▶ _The exercise_: All of the data must be printed exactly; please include every line.
--- START OF Supplied information ---
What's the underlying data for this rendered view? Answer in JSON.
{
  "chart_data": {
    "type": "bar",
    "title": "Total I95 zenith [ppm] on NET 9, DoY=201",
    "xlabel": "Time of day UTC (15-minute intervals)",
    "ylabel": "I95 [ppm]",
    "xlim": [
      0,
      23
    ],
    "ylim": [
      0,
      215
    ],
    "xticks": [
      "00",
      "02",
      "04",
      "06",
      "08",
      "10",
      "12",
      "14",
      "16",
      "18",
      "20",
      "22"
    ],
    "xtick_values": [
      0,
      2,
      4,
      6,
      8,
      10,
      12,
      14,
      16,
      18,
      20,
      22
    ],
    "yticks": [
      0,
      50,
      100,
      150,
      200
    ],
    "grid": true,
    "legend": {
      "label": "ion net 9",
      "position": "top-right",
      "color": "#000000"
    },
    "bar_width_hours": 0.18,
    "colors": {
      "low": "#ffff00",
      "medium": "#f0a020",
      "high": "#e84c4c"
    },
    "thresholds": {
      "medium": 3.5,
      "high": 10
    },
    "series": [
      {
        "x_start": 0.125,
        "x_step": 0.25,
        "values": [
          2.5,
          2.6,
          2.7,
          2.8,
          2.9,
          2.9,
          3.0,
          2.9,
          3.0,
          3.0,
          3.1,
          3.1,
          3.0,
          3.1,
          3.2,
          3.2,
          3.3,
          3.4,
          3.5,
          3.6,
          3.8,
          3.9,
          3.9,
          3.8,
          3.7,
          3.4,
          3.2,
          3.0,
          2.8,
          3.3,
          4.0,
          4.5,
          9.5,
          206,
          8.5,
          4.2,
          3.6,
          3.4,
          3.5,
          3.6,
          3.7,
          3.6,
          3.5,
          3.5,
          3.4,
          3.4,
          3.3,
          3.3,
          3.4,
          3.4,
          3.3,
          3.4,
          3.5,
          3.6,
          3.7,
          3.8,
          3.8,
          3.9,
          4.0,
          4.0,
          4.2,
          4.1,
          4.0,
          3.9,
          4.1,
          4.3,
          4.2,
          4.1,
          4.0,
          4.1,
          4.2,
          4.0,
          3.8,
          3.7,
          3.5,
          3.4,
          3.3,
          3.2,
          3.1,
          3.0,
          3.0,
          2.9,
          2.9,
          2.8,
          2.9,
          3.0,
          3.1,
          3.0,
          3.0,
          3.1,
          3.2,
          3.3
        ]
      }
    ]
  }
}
--- END OF Supplied information ---
▶ _The response_:
What's the underlying data for this rendered view? Answer in JSON.
{
  "chart_data": {
    "type": "bar",
    "title": "Total I95 zenith [ppm] on NET 9, DoY=201",
    "xlabel": "Time of day UTC (15-minute intervals)",
    "ylabel": "I95 [ppm]",
    "xlim": [
      0,
      23
    ],
    "ylim": [
      0,
      215
    ],
    "xticks": [
      "00",
      "02",
      "04",
      "06",
      "08",
      "10",
      "12",
      "14",
      "16",
      "18",
      "20",
      "22"
    ],
    "xtick_values": [
      0,
      2,
      4,
      6,
      8,
      10,
      12,
      14,
      16,
      18,
      20,
      22
    ],
    "yticks": [
      0,
      50,
      100,
      150,
      200
    ],
    "grid": true,
    "legend": {
      "label": "ion net 9",
      "position": "top-right",
      "color": "#000000"
    },
    "bar_width_hours": 0.18,
    "colors": {
      "low": "#ffff00",
      "medium": "#f0a020",
      "high": "#e84c4c"
    },
    "thresholds": {
      "medium": 3.5,
      "high": 10
    },
    "series": [
      {
        "x_start": 0.125,
        "x_step": 0.25,
        "values": [
          2.5,
          2.6,
          2.7,
          2.8,
          2.9,
          2.9,
          3.0,
          2.9,
          3.0,
          3.0,
          3.1,
          3.1,
          3.0,
          3.1,
          3.2,
          3.2,
          3.3,
          3.4,
          3.5,
          3.6,
          3.8,
          3.9,
          3.9,
          3.8,
          3.7,
          3.4,
          3.2,
          3.0,
          2.8,
          3.3,
          4.0,
          4.5,
          9.5,
          206,
          8.5,
          4.2,
          3.6,
          3.4,
          3.5,
          3.6,
          3.7,
          3.6,
          3.5,
          3.5,
          3.4,
          3.4,
          3.3,
          3.3,
          3.4,
          3.4,
          3.3,
          3.4,
          3.5,
          3.6,
          3.7,
          3.8,
          3.8,
          3.9,
          4.0,
          4.0,
          4.2,
          4.1,
          4.0,
          3.9,
          4.1,
          4.3,
          4.2,
          4.1,
          4.0,
          4.1,
          4.2,
          4.0,
          3.8,
          3.7,
          3.5,
          3.4,
          3.3,
          3.2,
          3.1,
          3.0,
          3.0,
          2.9,
          2.9,
          2.8,
          2.9,
          3.0,
          3.1,
          3.0,
          3.0,
          3.1,
          3.2,
          3.3
        ]
      }
    ]
  }
}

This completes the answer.